__AVAILABLE DATA__.
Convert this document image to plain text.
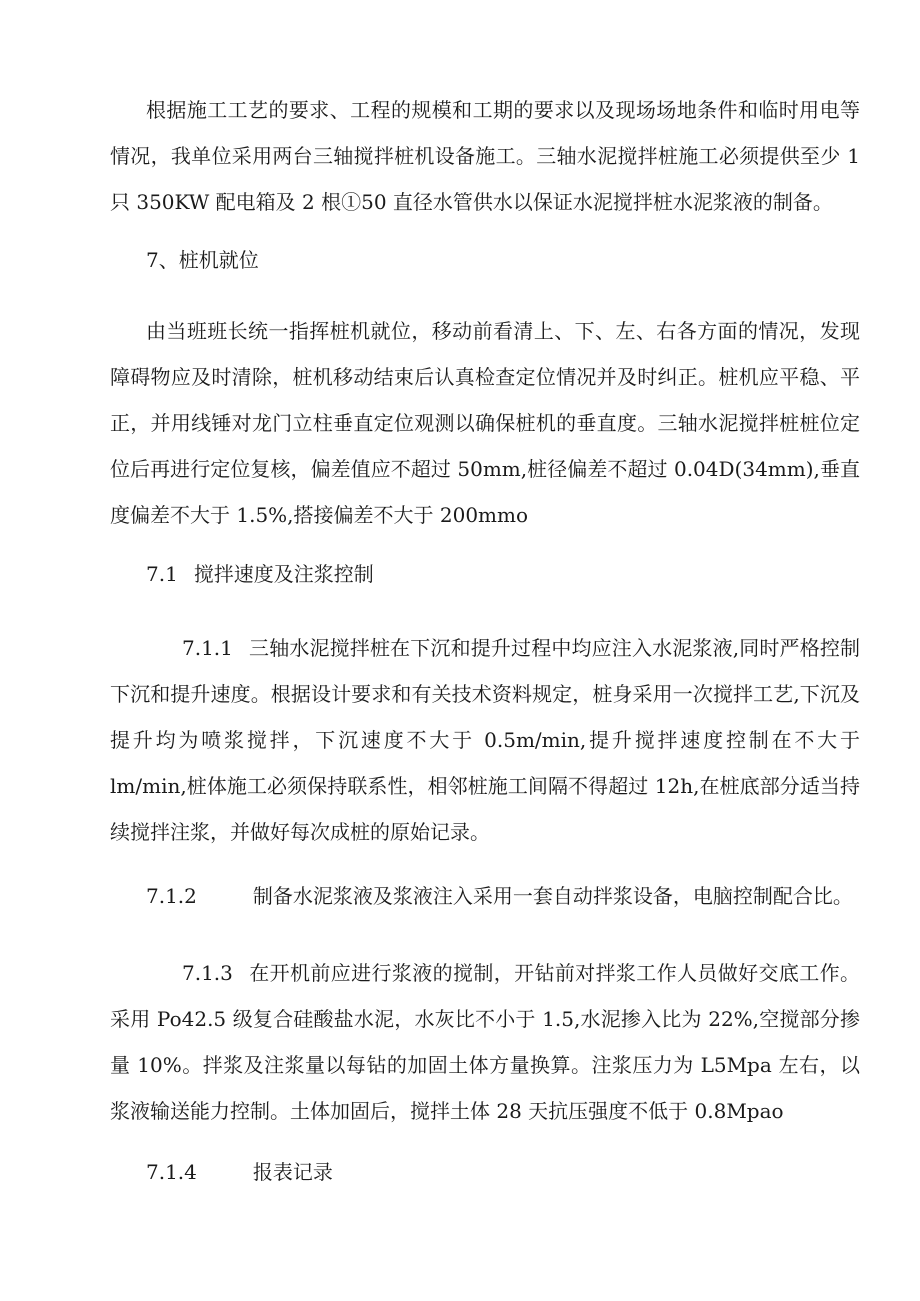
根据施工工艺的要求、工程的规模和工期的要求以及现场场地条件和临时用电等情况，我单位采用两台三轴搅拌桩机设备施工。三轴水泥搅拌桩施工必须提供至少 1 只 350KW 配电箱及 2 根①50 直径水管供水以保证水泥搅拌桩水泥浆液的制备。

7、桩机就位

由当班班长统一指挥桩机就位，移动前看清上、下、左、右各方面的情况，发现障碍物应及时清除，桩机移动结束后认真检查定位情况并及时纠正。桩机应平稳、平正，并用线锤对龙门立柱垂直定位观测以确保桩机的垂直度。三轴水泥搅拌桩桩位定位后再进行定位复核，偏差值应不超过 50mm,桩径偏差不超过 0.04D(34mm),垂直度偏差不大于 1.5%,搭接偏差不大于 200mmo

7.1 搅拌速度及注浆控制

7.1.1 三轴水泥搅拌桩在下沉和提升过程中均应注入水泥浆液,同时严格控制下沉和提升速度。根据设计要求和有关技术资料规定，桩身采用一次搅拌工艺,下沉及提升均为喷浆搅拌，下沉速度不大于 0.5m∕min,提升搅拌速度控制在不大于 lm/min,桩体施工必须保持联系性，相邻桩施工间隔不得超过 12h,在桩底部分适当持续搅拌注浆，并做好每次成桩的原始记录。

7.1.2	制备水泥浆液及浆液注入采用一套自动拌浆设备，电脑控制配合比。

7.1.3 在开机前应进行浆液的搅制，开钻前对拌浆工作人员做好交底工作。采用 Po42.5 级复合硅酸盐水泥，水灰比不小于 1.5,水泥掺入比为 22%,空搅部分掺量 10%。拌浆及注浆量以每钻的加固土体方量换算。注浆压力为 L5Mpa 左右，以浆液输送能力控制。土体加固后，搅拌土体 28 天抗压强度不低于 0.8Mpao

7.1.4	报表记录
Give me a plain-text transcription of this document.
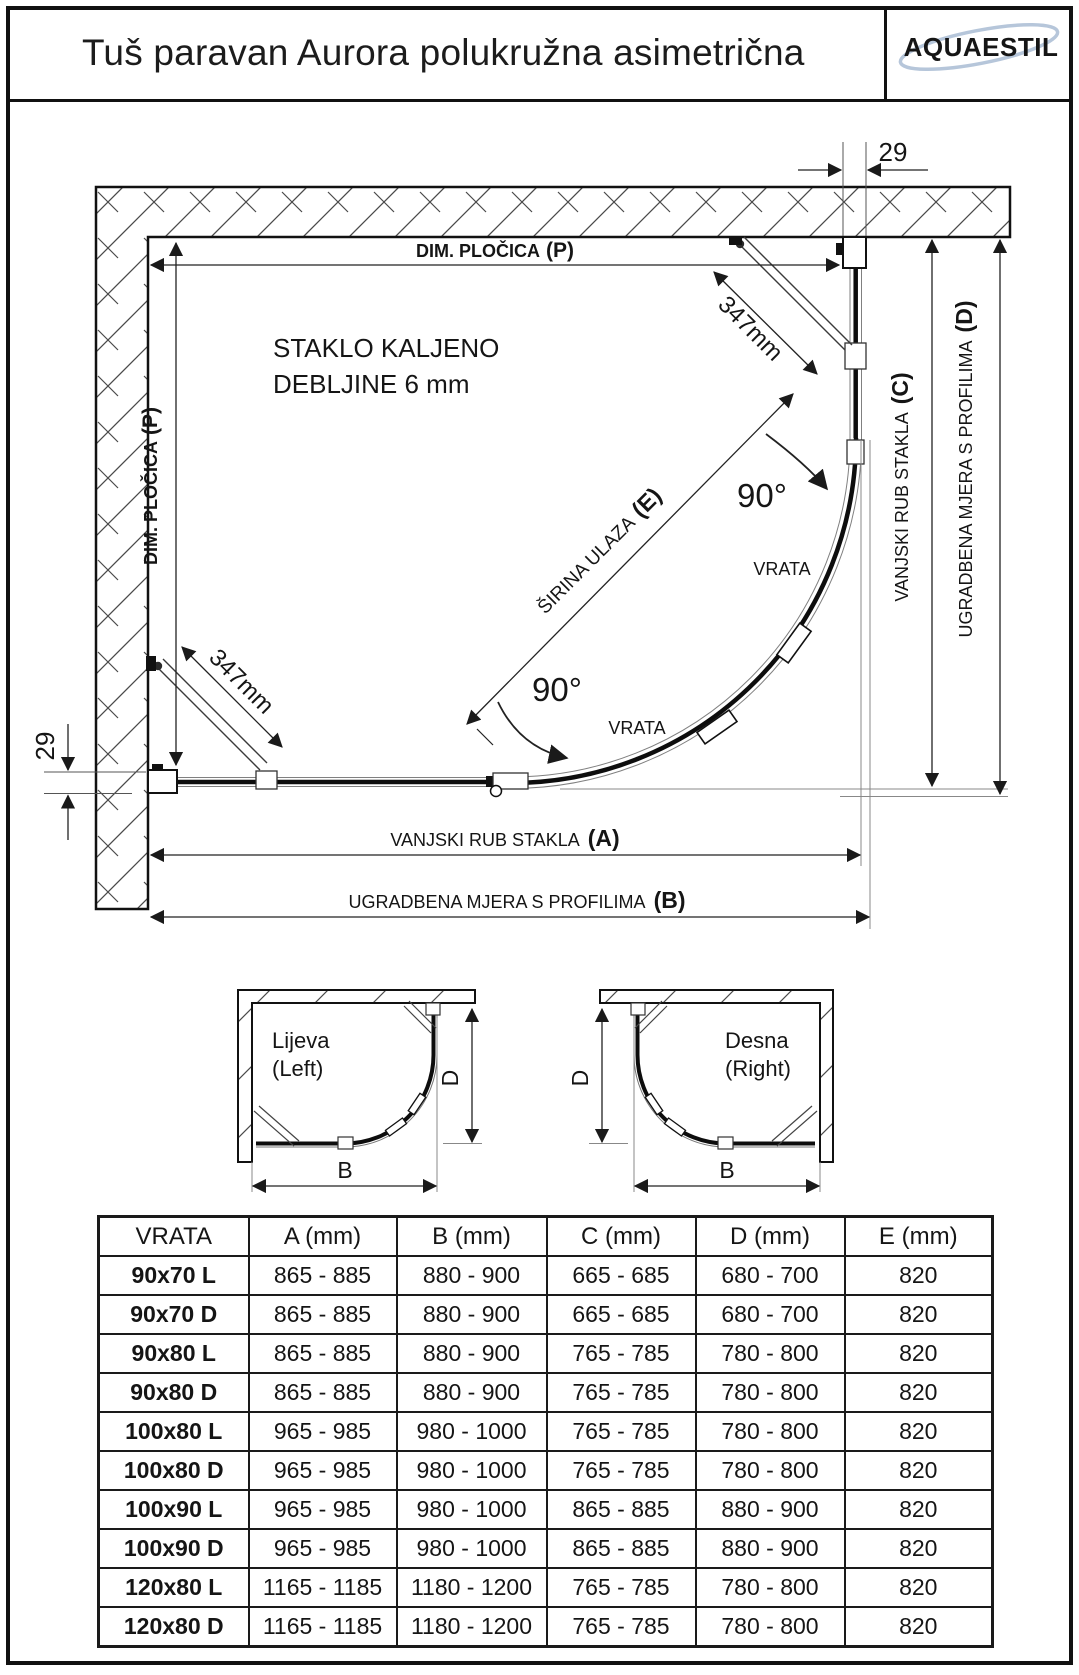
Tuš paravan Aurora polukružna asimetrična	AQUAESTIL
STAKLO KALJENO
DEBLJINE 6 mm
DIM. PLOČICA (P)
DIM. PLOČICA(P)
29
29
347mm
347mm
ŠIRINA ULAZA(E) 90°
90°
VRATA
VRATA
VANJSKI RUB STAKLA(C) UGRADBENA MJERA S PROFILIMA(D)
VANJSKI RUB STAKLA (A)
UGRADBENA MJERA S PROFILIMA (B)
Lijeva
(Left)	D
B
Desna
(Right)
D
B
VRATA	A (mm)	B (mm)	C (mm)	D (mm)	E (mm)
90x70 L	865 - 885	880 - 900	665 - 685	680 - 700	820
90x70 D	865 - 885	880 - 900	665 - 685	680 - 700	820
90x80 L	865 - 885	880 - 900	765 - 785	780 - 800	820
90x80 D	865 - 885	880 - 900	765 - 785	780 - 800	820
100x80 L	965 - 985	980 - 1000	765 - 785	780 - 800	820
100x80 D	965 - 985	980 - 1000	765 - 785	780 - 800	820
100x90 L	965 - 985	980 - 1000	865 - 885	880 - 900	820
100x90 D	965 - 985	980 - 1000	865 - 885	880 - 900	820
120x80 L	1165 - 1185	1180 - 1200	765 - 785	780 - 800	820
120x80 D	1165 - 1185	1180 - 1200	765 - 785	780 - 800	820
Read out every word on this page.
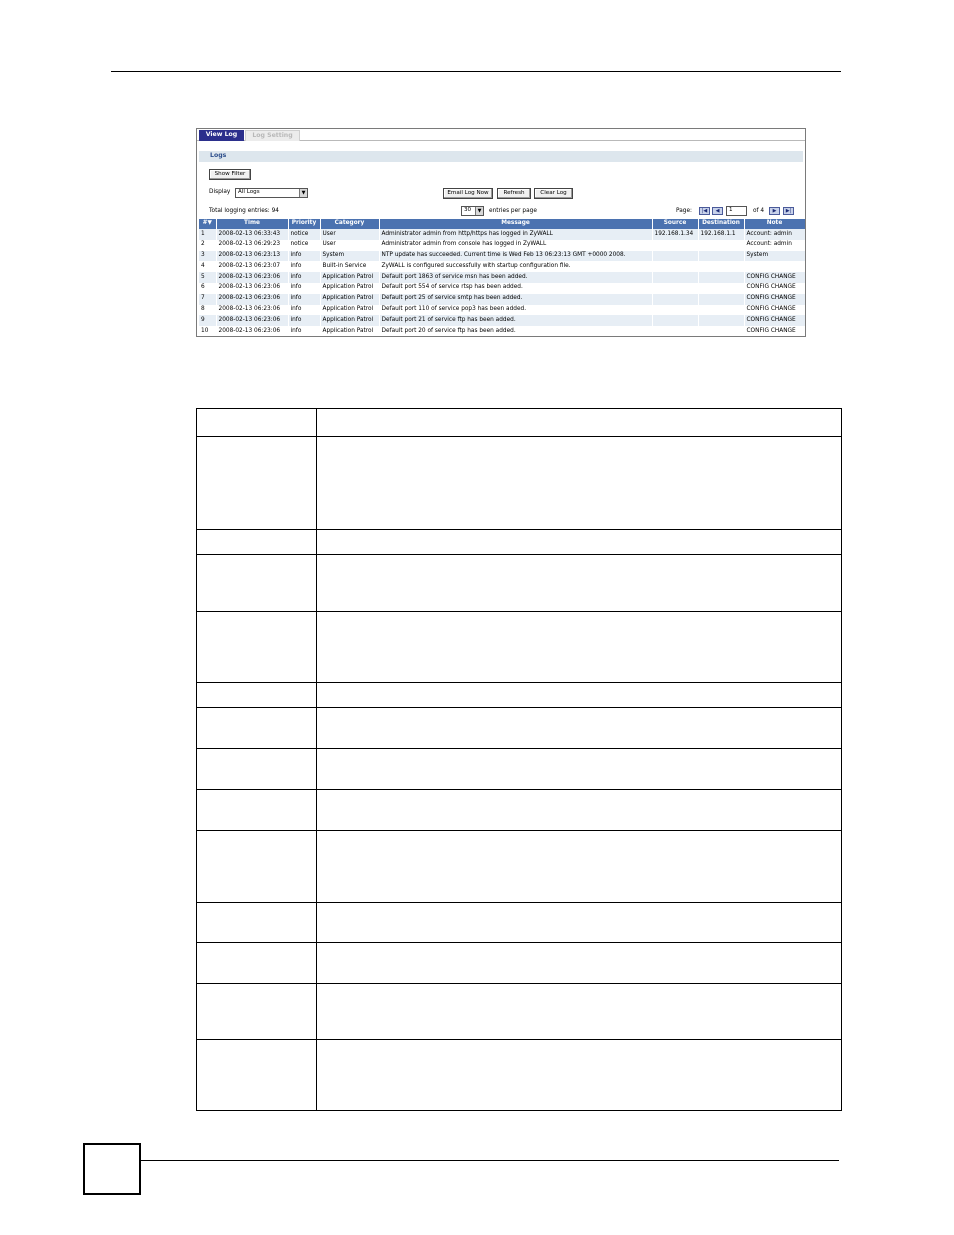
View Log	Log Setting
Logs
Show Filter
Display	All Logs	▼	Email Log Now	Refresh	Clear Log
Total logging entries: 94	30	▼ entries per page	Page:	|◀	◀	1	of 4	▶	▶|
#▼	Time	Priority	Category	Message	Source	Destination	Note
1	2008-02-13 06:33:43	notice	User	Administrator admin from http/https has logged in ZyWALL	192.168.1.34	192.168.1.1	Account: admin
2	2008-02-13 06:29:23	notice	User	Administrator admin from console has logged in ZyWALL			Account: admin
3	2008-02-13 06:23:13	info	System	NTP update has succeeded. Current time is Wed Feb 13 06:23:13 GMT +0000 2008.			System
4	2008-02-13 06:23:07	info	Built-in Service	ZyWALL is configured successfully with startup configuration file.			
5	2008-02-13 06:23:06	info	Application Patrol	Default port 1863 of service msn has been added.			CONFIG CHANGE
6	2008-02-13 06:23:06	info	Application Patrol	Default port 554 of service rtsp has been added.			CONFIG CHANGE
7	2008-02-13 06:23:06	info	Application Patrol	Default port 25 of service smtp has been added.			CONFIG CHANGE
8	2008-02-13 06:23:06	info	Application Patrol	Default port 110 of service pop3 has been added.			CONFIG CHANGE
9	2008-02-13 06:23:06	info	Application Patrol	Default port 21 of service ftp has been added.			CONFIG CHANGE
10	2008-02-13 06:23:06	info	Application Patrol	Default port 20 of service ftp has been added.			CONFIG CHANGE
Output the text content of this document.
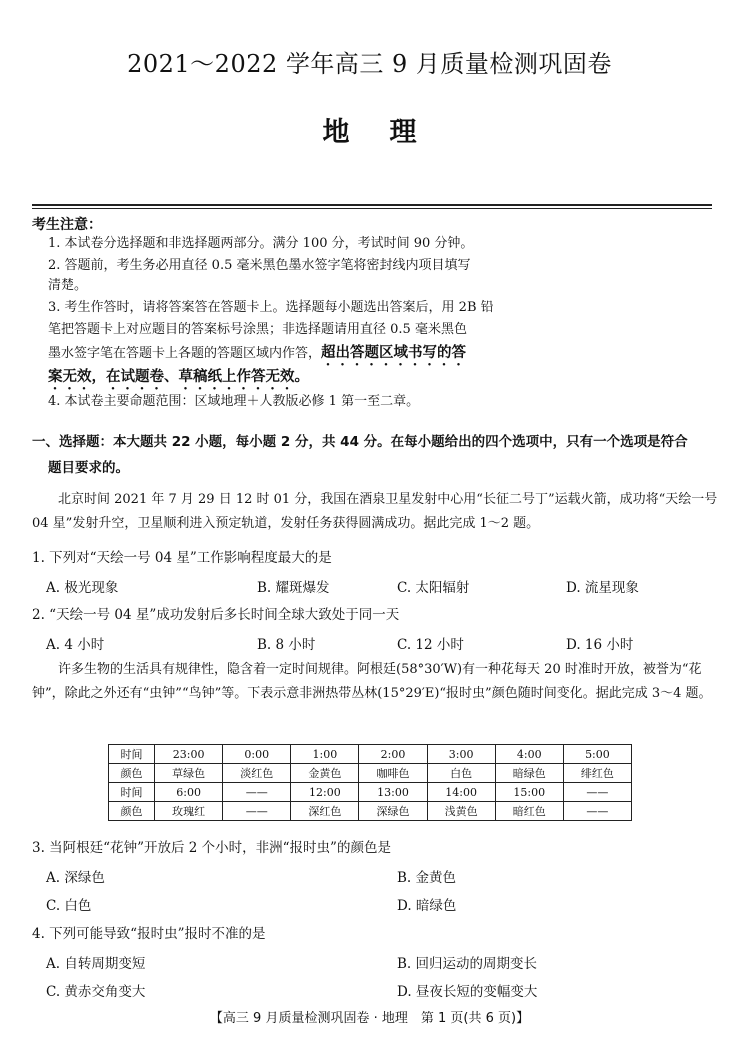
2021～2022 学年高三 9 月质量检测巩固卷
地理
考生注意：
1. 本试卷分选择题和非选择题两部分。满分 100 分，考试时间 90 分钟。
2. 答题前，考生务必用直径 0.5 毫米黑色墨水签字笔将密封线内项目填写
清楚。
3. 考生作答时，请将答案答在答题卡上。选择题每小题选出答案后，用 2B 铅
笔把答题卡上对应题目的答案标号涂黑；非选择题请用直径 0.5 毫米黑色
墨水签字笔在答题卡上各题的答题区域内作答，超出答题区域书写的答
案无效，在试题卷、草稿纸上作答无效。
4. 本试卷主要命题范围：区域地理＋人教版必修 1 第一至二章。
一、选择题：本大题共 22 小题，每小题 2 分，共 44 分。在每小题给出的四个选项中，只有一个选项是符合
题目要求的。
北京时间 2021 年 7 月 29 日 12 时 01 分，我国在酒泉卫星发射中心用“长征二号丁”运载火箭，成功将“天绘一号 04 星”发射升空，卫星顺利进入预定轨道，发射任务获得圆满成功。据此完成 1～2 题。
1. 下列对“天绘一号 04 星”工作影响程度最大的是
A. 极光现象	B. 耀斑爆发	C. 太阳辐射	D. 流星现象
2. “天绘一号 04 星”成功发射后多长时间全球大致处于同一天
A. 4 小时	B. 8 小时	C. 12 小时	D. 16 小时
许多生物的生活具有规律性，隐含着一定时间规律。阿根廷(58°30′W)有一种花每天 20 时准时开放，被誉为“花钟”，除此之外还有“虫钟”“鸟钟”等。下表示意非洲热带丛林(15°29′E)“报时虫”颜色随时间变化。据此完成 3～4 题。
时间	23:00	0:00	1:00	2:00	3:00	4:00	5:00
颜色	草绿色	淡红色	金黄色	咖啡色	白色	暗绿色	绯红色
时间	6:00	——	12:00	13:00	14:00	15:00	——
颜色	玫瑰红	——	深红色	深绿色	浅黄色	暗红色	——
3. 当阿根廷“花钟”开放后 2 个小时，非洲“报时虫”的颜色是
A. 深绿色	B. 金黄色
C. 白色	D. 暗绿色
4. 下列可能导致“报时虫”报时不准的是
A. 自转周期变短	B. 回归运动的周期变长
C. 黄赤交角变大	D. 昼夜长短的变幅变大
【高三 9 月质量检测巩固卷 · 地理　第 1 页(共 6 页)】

__WRITTEN PROBLEM__. Each line in the data that holds the string "天绘一号" should be found and copied.

__FULL SOLUTION__.
北京时间 2021 年 7 月 29 日 12 时 01 分，我国在酒泉卫星发射中心用“长征二号丁”运载火箭，成功将“天绘一号 04 星”发射升空，卫星顺利进入预定轨道，发射任务获得圆满成功。据此完成 1～2 题。
1. 下列对“天绘一号 04 星”工作影响程度最大的是
2. “天绘一号 04 星”成功发射后多长时间全球大致处于同一天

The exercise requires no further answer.